Direction. Locate the line that contains "Extract the structured". Print it and each following line through the end of the listing, verbatim, and nothing more.

Entries taken from a collection:
========================================

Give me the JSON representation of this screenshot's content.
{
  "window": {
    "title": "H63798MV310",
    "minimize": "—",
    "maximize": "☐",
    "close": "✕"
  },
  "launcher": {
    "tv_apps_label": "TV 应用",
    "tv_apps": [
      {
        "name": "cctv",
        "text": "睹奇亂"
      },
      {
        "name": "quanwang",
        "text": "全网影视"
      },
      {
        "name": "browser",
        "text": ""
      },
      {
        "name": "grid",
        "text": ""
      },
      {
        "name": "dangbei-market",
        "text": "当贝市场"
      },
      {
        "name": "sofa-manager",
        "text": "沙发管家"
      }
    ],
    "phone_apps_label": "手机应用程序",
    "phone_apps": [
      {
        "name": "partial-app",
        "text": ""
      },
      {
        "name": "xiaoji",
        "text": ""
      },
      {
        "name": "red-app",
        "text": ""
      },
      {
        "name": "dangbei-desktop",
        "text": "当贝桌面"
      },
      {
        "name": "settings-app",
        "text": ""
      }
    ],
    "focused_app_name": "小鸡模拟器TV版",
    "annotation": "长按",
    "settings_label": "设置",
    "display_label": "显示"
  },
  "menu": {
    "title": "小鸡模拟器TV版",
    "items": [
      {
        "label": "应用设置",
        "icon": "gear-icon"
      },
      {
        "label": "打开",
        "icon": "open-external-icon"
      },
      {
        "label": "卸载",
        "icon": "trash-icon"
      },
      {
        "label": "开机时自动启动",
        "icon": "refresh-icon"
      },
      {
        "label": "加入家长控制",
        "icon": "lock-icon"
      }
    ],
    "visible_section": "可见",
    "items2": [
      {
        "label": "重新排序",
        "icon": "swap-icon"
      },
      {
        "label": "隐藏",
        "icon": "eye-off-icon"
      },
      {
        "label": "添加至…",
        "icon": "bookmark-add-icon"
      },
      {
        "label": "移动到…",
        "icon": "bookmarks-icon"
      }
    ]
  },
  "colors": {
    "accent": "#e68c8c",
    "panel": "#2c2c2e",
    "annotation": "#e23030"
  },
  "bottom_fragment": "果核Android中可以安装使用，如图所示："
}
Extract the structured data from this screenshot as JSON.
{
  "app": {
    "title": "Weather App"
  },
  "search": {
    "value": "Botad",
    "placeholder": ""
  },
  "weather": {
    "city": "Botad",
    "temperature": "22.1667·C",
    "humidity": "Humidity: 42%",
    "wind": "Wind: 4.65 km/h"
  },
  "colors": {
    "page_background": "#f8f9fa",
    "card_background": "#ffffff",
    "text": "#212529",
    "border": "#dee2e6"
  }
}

========================================

Finished answer.
Extract the structured data from this screenshot as JSON.
{
  "app": {
    "title": "Weather App"
  },
  "search": {
    "value": "Botad",
    "placeholder": ""
  },
  "weather": {
    "city": "Botad",
    "temperature": "22.1667·C",
    "humidity": "Humidity: 42%",
    "wind": "Wind: 4.65 km/h"
  },
  "colors": {
    "page_background": "#f8f9fa",
    "card_background": "#ffffff",
    "text": "#212529",
    "border": "#dee2e6"
  }
}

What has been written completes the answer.